Von Guido Bohsem, Berlin

Die Deutschen sterben häufiger an einem Herz-Kreislauf-Versagen als die Einwohner anderer Mitgliedsstaaten in der Organisation für wirtschaftliche Zusammenarbeit und Entwicklung (OECD). Das geht aus einer großen Vergleichsstudie hervor, die die OECD am Mittwoch veröffentlichte. Pro Jahr erleiden auf 100 000 Einwohner 310 etwa einen tödlichen Herzinfarkt oder Schlaganfall. Der OECD-Durchschnitt liegt hingegen bei 299 Toten.

| Untersuchte Daten |
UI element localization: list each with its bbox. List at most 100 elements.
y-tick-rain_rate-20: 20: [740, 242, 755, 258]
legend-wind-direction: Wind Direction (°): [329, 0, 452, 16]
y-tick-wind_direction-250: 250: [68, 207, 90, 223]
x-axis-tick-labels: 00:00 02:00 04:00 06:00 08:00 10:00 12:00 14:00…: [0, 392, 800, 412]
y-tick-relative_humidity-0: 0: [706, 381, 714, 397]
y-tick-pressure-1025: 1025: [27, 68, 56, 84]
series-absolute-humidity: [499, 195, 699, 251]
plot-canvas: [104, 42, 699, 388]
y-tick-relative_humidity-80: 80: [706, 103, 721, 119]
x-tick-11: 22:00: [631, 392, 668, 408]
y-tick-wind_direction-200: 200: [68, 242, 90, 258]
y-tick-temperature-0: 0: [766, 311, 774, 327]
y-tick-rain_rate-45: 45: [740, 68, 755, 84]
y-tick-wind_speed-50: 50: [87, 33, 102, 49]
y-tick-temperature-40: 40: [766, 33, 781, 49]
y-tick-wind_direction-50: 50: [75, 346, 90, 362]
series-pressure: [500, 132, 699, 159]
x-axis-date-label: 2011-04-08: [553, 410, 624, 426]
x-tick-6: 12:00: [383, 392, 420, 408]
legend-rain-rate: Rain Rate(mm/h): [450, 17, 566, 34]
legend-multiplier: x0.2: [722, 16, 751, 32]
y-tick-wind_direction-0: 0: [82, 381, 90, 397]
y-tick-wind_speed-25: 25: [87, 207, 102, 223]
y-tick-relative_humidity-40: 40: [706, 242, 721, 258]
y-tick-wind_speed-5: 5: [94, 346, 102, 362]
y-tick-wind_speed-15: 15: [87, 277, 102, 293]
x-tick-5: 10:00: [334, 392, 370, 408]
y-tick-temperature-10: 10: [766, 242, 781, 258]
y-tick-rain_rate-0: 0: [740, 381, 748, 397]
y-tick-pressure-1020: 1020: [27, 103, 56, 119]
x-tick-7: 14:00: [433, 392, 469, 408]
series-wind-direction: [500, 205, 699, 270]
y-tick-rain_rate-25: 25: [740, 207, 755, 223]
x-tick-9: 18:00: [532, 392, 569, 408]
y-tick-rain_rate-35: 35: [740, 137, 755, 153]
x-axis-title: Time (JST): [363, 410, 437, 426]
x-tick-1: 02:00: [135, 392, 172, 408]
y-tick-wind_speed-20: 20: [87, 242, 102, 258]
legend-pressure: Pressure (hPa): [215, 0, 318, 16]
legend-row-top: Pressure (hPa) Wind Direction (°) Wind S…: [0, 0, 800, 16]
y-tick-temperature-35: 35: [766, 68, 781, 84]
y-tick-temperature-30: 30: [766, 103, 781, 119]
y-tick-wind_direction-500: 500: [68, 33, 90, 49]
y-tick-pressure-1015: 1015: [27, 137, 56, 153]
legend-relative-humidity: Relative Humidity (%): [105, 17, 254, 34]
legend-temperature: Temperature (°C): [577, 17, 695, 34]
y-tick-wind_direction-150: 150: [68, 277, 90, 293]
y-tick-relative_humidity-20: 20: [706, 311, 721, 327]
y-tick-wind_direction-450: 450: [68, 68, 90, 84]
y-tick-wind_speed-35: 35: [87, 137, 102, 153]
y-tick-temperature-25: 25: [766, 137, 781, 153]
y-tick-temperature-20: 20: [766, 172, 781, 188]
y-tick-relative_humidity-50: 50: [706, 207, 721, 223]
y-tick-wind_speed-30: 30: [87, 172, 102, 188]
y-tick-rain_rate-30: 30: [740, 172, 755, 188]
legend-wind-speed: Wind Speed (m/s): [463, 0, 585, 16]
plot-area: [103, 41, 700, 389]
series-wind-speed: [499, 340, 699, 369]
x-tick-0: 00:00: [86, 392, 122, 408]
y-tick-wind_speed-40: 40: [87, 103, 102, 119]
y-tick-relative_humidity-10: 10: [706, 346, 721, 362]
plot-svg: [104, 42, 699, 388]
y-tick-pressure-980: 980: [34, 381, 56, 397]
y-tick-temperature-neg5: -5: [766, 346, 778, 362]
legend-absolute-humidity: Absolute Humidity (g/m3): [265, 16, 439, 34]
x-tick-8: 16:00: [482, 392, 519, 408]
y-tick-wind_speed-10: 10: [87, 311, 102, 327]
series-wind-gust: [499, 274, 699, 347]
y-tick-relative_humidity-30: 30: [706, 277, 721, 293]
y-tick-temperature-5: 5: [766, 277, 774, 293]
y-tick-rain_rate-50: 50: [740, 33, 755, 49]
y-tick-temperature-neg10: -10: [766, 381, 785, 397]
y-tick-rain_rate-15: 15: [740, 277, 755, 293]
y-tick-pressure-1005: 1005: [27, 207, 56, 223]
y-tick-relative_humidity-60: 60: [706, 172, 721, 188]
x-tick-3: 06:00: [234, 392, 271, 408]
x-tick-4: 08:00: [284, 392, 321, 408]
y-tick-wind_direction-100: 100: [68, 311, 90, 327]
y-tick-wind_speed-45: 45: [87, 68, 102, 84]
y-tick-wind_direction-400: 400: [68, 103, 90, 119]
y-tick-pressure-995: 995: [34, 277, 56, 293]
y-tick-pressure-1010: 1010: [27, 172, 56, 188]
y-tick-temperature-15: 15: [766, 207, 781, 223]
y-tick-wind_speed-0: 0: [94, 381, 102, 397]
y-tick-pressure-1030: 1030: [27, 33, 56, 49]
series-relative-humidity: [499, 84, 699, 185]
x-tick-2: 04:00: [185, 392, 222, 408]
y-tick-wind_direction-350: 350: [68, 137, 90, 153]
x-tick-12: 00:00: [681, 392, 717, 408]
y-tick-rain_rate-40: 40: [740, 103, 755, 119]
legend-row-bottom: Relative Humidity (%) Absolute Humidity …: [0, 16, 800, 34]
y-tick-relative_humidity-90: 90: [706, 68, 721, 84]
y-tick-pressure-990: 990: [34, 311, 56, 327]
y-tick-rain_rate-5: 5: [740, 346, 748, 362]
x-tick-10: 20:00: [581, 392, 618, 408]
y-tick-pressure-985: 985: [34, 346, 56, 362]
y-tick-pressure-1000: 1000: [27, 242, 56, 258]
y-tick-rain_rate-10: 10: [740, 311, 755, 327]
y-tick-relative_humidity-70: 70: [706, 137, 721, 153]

| Aufgaben und Übungen |
1. Überarbeite den Lesetext: Gib ihn beginnend mit "Die Deutschen sterben" und weiter bis einschließlich "hingegen bei 299 Toten." erneut wieder und setze dabei "Dienstag" anstelle von "Mittwoch" ein.
2. Nenne bitte alle Zahlen, die im Lesetext in Ziffern geschrieben stehen.

| Lösungen je Aufgabe |
1.
Die Deutschen sterben häufiger an einem Herz-Kreislauf-Versagen als die Einwohner anderer Mitgliedsstaaten in der Organisation für wirtschaftliche Zusammenarbeit und Entwicklung (OECD). Das geht aus einer großen Vergleichsstudie hervor, die die OECD am Dienstag veröffentlichte. Pro Jahr erleiden auf 100 000 Einwohner 310 etwa einen tödlichen Herzinfarkt oder Schlaganfall. Der OECD-Durchschnitt liegt hingegen bei 299 Toten.

2. 100 000, 310, 299